Texte à lire →
......

Là est une des spécificités essentielles du culte catholique (ou orthodoxe) découlant de sa dimension sacrificielle et interdisant son assimilation au protestantisme, au judaïsme rabbinique ou à l’islam, quoi qu’en pensent superficiellement Castaner et Darmanin [3]. Par la messe et la communion, les fidèles, à travers l’espace et le temps, participent à l’unique Sacrifice de la Victime parfaite et s’unissent intimement à Elle : le contact de l’hostie consacrée, véritable Corps du Christ, reçue dans de bonnes dispositions, les sanctifie corps et âme, jusqu’à ce que ce ne soit plus eux qui vivent mais le Christ qui vivent en eux [4].
Dès lors, quoi de plus compréhensible que des fidèles privés de ce Bien non seulement « essentiel » mais vital, sentent renaître en eux un esprit « réfractaire » qui n’a jamais cessé d’inquiéter la République ? Là encore, la messe du 8 novembre répondait très opportunément au désarroi du troupeau, dans son Epître
Quant à nous, notre vie est dans le ciel, d’où nous attendons comme sauveur notre Seigneur Jésus-Christ, qui transformera notre corps d’humiliation, en le rendant semblable à son corps glorieux, par le pouvoir qu’il a de s’assujettir toutes choses. C’est pourquoi, mes frères très aimés et très désirés, qui êtes ma joie et ma couronne, demeurez ainsi fermes dans le Seigneur, mes bien-aimés
et sa Communion [5]
En vérité, je vous le dis, tout ce que vous demandez en priant, croyez que vous le recevrez et cela vous sera donné.
Le calendrier liturgique veut que cette année la messe du 23e dimanche après la Pentecôte soit reprise le dimanche suivant (15 novembre) dans l’Introït, le Graduel, l’Alleluia, l’Offertoire et la Communion, les oraisons (Collecte, Secrète, Postcommunion) et les lectures (Epitre et Evangile) étant empruntées au 6e dimanche après l’Epiphanie [6]. Ainsi l’exhortation à la prière confiante au lendemain de la décision du Conseil d’Etat était-elle confirmée alors que les fidèles revendiquaient courageusement leur droit imprescriptible à la messe, sans attendre heureusement le soutien de leurs pasteurs.

......

Lignes de données →
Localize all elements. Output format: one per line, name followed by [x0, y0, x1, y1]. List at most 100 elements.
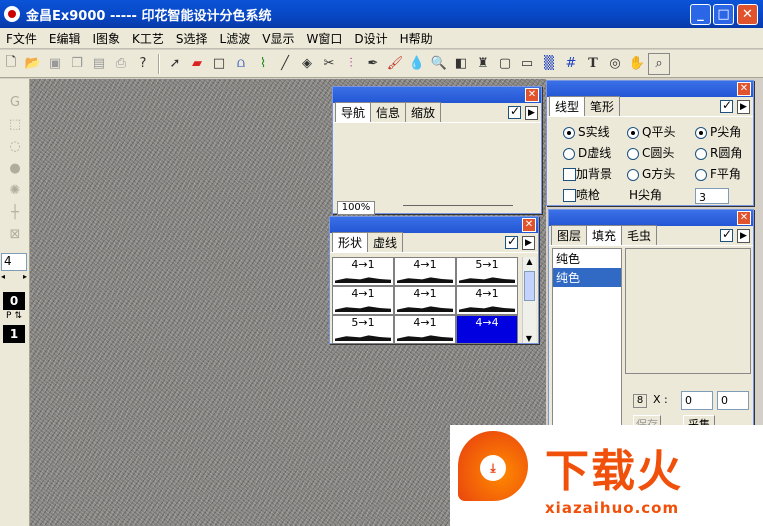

......

Consigne → Citez sans aucune modification le passage du texte sur la messe qui va de « Dès lors, quoi » jusqu'à « vous sera donné. ».

Réponse complète →
Dès lors, quoi de plus compréhensible que des fidèles privés de ce Bien non seulement « essentiel » mais vital, sentent renaître en eux un esprit « réfractaire » qui n’a jamais cessé d’inquiéter la République ? Là encore, la messe du 8 novembre répondait très opportunément au désarroi du troupeau, dans son Epître
Quant à nous, notre vie est dans le ciel, d’où nous attendons comme sauveur notre Seigneur Jésus-Christ, qui transformera notre corps d’humiliation, en le rendant semblable à son corps glorieux, par le pouvoir qu’il a de s’assujettir toutes choses. C’est pourquoi, mes frères très aimés et très désirés, qui êtes ma joie et ma couronne, demeurez ainsi fermes dans le Seigneur, mes bien-aimés
et sa Communion [5]
En vérité, je vous le dis, tout ce que vous demandez en priant, croyez que vous le recevrez et cela vous sera donné.